## WHAT YOU WILL DO:
Reproduce the records from their first line through the line that contains "Text: 1022: 1022 — [95, 62, 118, 71]", keeping both ends and changing nothing.

— begin RECORDS —

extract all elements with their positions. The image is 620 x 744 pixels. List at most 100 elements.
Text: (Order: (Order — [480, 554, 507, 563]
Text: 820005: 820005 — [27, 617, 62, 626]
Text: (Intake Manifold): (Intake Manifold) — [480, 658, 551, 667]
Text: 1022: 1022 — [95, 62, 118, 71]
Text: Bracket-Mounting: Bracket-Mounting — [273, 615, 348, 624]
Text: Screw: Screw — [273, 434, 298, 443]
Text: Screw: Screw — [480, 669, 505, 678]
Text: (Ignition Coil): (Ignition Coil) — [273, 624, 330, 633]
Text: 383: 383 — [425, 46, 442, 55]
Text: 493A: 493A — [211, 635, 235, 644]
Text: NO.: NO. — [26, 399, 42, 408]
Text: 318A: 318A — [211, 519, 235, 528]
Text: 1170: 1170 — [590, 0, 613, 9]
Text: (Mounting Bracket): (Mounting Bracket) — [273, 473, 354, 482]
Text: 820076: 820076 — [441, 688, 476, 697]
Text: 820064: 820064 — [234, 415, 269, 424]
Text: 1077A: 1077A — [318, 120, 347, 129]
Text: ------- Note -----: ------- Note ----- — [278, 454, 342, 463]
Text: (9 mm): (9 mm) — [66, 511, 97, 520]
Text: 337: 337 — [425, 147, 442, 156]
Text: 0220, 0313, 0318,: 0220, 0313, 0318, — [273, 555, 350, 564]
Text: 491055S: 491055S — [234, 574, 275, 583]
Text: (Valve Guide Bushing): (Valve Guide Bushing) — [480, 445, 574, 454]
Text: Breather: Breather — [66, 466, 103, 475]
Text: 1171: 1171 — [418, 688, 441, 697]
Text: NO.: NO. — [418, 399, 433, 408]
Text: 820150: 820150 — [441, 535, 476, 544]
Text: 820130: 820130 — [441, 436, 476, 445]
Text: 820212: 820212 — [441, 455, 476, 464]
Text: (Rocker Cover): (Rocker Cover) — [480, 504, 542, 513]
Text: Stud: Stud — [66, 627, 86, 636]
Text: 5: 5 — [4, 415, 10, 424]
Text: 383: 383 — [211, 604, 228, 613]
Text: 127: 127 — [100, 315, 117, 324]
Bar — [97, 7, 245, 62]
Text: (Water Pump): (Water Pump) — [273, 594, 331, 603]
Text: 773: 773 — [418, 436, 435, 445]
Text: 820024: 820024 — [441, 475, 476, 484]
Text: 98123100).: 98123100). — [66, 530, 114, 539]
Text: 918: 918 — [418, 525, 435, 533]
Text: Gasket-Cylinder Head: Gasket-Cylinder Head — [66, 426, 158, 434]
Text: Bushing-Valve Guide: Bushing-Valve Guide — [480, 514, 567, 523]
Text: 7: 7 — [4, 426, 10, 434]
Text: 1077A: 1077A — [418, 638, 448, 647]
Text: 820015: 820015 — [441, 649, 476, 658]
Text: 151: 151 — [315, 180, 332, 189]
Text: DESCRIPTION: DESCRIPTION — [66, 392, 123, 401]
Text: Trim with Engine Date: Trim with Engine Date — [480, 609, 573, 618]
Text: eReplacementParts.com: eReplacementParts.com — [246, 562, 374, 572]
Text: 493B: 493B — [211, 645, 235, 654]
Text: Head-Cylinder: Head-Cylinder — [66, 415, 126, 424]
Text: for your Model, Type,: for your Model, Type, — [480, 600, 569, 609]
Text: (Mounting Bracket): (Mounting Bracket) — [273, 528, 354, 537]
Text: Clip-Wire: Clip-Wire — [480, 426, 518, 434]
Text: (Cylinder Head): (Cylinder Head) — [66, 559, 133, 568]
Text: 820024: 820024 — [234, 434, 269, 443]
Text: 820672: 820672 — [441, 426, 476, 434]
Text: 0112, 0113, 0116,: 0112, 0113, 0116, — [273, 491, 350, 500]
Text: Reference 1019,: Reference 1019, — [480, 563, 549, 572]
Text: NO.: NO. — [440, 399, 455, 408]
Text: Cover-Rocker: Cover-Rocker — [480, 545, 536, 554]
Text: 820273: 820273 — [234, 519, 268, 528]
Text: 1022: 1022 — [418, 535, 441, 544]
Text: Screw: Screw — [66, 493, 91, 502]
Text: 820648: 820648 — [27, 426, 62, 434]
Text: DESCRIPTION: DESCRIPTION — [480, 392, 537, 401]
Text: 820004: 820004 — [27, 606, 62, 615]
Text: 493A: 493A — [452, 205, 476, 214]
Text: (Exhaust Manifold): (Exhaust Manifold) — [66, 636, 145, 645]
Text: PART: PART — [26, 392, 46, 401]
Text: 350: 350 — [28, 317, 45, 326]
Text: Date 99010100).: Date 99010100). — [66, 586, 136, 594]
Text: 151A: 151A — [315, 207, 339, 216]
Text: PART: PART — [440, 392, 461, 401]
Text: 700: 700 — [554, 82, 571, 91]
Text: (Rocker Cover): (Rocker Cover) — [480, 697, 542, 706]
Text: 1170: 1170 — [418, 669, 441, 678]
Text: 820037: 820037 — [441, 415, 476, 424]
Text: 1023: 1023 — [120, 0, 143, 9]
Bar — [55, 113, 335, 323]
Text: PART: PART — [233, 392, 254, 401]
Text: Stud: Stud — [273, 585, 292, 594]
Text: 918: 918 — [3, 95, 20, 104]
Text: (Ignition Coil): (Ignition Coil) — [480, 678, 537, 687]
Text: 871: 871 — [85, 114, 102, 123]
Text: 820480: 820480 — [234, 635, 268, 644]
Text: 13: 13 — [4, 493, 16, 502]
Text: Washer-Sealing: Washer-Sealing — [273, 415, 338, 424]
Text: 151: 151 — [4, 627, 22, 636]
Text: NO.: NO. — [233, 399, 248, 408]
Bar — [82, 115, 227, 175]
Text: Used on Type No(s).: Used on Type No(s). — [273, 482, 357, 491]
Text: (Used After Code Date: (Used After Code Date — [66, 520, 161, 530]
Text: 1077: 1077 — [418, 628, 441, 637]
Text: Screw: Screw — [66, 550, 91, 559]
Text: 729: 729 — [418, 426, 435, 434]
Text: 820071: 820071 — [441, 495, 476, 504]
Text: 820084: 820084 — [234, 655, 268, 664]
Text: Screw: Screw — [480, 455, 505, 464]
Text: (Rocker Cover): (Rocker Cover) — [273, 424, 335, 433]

— end RECORDS —

## OUTPUT OF THE EXERCISE:
extract all elements with their positions. The image is 620 x 744 pixels. List at most 100 elements.
Text: (Order: (Order — [480, 554, 507, 563]
Text: 820005: 820005 — [27, 617, 62, 626]
Text: (Intake Manifold): (Intake Manifold) — [480, 658, 551, 667]
Text: 1022: 1022 — [95, 62, 118, 71]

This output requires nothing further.